- Check your understanding:
a) In the passage on RSV drug candidates, which FDA designation did sisunatovir receive in the US?
b) List every organization named in the passage on RSV drug candidates.
c) Resume the passage on RSV drug candidates after its final sentence.

- Provided text:
+++++

Pfizer’s existing RSV portfolio includes a RSV candidate vaccine, PF-06928316 or RSVpreF, which received breakthrough therapy designation from the US Food and Drug Administration (FDA) last month for the prevention of RSV in individuals 60 years of age and older.
ReViral’s pipeline of therapeutic RSV antiviral candidates include sisunatovir, which is an orally administered inhibitor of the RSV fusion protein to block the virus from attaching to host cells. Sisunatovir received fast-track designation in the US from the FDA.
In a Phase II RSV human challenge study in healthy adults, sisunatovir significantly reduced viral load. The RSV antiviral is currently being evaluated in hospitalized infants in the company’s Phase II REVIRAL1 clinical development study.
ReViral expects the development program for sisunatovir to continue in both adult and pediatric populations. Another one of the company’s antivirals is focused on inhibiting RSV replication by targeting the virus’s nucleocapsid (N) protein. The lead RSV antiviral candidate in that program is currently being trialed in a Phase I study.

+++++

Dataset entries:
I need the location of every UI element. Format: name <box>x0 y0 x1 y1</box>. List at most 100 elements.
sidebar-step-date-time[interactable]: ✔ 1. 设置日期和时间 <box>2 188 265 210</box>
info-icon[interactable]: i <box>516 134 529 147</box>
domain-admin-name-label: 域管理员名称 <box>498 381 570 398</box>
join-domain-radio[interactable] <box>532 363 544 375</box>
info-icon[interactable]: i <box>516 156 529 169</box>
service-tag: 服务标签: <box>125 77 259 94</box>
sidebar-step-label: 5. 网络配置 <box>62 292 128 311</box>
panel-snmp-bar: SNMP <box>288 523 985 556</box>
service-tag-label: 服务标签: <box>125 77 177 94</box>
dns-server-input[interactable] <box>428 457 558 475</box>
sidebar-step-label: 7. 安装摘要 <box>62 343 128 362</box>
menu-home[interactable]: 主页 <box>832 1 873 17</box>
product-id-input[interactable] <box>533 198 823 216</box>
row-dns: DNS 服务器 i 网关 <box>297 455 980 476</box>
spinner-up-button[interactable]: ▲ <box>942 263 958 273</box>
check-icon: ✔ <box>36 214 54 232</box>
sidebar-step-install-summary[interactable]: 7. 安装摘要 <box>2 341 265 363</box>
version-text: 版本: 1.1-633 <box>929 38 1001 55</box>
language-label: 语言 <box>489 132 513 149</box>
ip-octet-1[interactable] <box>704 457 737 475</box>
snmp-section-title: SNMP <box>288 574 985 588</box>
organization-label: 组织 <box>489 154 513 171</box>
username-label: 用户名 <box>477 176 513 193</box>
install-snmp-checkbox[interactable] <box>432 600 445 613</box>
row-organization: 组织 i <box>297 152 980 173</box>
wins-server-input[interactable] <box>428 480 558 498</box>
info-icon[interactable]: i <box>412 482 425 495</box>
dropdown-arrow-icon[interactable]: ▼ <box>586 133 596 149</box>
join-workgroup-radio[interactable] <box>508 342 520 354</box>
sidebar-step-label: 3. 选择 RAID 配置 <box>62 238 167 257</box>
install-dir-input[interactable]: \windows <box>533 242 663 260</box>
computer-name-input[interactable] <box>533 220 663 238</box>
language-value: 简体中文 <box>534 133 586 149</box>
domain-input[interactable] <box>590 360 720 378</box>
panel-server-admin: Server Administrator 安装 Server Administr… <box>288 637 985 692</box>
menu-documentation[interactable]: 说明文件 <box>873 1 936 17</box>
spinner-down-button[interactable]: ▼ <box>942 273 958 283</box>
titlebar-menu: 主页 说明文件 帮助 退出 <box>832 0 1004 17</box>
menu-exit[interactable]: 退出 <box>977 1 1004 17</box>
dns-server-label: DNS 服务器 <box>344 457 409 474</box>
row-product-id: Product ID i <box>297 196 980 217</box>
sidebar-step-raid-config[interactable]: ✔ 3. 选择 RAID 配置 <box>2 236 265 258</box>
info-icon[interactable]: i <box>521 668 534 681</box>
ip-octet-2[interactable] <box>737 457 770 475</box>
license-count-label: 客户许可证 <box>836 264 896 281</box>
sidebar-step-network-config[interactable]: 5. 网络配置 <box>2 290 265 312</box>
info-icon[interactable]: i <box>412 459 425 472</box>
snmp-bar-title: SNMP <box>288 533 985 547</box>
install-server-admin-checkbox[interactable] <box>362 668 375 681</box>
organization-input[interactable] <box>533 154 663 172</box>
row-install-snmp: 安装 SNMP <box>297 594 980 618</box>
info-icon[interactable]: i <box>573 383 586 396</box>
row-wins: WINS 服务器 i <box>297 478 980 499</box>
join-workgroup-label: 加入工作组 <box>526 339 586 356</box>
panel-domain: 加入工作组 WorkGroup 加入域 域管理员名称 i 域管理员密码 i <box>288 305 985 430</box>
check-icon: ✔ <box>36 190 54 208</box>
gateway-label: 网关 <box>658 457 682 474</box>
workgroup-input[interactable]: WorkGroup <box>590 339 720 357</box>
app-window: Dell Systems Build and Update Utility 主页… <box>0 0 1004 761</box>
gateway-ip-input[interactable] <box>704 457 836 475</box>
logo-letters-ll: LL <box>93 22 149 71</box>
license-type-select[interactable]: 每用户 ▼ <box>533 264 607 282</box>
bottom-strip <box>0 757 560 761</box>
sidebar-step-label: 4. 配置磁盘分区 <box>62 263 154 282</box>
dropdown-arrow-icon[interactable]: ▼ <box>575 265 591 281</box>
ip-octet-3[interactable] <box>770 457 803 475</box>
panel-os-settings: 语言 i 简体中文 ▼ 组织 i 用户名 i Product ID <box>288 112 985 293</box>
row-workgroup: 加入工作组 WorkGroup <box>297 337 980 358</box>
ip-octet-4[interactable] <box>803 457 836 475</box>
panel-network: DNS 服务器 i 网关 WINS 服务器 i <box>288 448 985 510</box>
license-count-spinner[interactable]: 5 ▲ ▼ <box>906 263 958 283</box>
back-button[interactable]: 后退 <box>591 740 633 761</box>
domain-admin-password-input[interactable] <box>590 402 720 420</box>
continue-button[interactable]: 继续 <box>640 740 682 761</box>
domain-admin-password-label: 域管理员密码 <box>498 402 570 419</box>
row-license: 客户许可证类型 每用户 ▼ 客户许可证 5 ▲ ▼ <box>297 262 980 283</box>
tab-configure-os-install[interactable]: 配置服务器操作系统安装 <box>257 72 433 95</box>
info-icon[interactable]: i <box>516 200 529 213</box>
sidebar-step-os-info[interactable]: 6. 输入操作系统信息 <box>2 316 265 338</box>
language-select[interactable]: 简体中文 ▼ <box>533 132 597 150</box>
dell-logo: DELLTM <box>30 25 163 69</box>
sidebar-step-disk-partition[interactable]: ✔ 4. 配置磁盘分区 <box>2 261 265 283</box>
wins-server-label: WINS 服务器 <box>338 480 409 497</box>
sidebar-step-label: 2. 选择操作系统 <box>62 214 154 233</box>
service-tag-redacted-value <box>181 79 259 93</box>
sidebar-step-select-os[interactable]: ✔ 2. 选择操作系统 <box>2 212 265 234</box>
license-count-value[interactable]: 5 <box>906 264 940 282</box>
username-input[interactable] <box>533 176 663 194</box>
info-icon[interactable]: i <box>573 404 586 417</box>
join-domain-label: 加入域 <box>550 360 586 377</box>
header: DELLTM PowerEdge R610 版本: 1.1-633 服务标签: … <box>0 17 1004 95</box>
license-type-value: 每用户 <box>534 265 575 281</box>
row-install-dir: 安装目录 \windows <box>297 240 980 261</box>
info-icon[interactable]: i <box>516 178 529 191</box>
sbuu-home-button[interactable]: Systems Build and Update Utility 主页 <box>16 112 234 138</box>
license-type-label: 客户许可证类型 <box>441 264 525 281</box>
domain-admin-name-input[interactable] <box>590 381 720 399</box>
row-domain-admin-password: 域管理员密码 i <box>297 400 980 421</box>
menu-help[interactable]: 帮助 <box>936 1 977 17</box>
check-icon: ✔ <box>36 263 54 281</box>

+++++

- Answers by item number:
a) Fast-track designation.

b) Pfizer, ReViral, US Food and Drug Administration (FDA)

c)
Meanwhile, Pfizer’s candidate RSV vaccine is in Phase III trials and last year, the company released the first results from a Phase IIa challenge study evaluating the vaccine in healthy adults aged 18 to 50 years old. Data from the study showed that the shot had a 100 percent efficacy against mild to moderate symptomatic RSV infection with no serious adverse events observed.
Pfizer’s expansion of its RSV portfolio will serve as a boost to its already behemoth position in the infectious diseases space through its blockbuster COVID-19 program.
Under the terms of the agreement, Pfizer’s $525 million acquisition of ReViral will include upfront and development milestones. Pfizer believes the annual revenue for these programs has the potential to reach or exceed $1.5 billion, if successful. The proposed transaction is subject to customary closing conditions, including receipt of regulatory approvals.